EXERCISE> Each line that holds the word "river" counts once; report how many lines do so and nothing else.

————————

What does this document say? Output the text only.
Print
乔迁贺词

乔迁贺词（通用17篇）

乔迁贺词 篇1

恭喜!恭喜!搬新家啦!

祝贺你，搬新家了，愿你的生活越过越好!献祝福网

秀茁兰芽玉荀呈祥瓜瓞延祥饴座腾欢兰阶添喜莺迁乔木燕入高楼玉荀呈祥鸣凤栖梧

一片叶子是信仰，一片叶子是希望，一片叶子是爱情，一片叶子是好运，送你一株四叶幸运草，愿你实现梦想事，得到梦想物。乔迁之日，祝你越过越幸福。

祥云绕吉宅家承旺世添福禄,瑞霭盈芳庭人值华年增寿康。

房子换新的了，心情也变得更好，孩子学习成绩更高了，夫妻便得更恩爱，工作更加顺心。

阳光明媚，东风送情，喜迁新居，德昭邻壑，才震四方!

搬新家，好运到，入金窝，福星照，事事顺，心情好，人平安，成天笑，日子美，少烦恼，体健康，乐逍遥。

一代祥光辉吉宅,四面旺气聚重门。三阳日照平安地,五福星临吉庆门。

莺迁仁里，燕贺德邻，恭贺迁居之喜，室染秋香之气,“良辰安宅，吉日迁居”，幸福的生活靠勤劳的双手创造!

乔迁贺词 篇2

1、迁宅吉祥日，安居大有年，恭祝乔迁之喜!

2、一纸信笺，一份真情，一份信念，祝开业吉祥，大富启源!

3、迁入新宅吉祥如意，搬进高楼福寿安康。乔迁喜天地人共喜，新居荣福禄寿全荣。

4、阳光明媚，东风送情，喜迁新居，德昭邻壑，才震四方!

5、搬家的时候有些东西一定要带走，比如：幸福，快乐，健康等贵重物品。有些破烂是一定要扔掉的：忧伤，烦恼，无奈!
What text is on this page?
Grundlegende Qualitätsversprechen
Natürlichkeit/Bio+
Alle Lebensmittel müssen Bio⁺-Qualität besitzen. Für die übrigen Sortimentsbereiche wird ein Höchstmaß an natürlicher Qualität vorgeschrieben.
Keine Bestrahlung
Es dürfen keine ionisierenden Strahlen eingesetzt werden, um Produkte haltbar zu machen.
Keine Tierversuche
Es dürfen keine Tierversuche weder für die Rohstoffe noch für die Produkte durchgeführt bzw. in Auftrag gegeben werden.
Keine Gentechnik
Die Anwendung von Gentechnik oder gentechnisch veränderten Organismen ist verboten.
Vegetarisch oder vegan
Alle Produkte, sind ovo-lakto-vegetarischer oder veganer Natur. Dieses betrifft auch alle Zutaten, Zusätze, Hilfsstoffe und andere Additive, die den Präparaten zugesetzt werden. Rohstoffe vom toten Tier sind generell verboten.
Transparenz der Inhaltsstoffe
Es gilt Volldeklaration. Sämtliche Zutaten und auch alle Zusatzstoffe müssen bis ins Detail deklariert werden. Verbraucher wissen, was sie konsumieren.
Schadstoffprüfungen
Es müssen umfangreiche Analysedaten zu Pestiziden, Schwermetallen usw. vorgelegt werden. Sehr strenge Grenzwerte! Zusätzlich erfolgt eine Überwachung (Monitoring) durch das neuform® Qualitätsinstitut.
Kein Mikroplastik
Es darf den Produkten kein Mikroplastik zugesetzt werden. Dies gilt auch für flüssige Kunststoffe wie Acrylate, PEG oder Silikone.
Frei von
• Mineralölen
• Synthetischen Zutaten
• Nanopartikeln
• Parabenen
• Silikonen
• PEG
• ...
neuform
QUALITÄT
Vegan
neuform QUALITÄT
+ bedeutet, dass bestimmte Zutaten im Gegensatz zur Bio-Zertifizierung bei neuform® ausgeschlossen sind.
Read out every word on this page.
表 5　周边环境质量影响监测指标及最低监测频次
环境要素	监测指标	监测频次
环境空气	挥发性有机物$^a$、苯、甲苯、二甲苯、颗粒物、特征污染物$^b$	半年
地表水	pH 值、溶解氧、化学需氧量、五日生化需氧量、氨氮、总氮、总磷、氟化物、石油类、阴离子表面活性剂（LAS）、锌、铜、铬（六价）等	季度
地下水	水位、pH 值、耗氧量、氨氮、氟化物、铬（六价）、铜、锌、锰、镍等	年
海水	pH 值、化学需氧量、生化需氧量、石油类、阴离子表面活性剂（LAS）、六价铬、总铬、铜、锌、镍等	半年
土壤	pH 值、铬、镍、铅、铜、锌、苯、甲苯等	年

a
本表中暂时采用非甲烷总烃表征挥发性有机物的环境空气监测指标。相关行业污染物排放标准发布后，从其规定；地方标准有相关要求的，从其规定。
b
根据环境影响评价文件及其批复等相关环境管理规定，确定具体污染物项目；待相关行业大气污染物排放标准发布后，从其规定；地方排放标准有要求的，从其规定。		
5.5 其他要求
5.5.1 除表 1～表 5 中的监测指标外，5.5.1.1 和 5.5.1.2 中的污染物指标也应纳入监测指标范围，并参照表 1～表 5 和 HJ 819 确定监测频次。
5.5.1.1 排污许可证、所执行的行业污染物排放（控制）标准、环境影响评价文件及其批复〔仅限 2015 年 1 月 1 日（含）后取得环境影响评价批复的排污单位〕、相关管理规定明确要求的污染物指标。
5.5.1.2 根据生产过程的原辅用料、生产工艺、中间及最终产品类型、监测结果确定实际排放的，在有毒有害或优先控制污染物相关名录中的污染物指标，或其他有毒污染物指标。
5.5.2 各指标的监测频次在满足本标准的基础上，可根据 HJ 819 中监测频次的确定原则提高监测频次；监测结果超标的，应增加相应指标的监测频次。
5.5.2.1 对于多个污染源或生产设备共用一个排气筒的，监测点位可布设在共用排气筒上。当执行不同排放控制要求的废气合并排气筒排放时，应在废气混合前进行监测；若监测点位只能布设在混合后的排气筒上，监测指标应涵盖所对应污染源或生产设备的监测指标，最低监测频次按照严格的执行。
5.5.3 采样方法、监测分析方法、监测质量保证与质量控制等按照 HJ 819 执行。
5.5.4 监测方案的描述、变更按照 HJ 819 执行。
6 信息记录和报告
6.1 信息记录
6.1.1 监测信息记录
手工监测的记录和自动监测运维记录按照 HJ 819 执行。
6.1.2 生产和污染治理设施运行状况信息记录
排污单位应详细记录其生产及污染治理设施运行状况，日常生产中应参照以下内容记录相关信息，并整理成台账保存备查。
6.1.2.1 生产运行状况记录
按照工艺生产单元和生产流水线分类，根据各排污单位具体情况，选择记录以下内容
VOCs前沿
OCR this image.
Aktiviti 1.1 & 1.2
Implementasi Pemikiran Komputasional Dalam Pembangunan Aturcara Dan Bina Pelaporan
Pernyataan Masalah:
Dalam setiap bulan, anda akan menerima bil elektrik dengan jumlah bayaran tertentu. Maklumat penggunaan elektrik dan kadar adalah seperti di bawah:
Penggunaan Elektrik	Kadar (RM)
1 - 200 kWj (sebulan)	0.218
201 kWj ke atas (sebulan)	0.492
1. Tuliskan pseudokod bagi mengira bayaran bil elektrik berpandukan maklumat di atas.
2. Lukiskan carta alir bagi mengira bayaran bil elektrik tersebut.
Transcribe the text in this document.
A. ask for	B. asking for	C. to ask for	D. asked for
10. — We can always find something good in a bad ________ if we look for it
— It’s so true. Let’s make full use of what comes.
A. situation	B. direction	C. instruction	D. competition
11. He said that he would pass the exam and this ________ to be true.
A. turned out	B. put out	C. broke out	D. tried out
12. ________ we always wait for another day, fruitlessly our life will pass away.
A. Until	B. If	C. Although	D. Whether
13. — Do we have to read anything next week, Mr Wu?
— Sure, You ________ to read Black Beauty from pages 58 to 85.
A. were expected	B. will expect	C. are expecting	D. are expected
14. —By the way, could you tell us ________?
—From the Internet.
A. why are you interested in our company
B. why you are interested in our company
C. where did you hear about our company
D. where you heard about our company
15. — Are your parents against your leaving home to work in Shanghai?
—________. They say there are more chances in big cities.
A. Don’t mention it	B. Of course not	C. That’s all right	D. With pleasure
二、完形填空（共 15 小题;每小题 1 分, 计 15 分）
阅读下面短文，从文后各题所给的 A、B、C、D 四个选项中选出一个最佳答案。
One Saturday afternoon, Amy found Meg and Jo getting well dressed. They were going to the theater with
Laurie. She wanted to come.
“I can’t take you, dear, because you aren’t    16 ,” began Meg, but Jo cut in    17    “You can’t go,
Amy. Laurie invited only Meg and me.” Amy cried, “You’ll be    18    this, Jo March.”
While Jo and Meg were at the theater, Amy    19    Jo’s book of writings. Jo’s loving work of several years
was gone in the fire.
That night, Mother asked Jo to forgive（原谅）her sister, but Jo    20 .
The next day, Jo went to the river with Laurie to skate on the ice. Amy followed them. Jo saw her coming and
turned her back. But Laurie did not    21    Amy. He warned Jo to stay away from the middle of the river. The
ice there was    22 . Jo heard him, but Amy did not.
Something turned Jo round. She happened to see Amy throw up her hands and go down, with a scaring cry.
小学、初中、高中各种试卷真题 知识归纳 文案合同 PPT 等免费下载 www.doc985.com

————————

WRITTEN REPLY> 2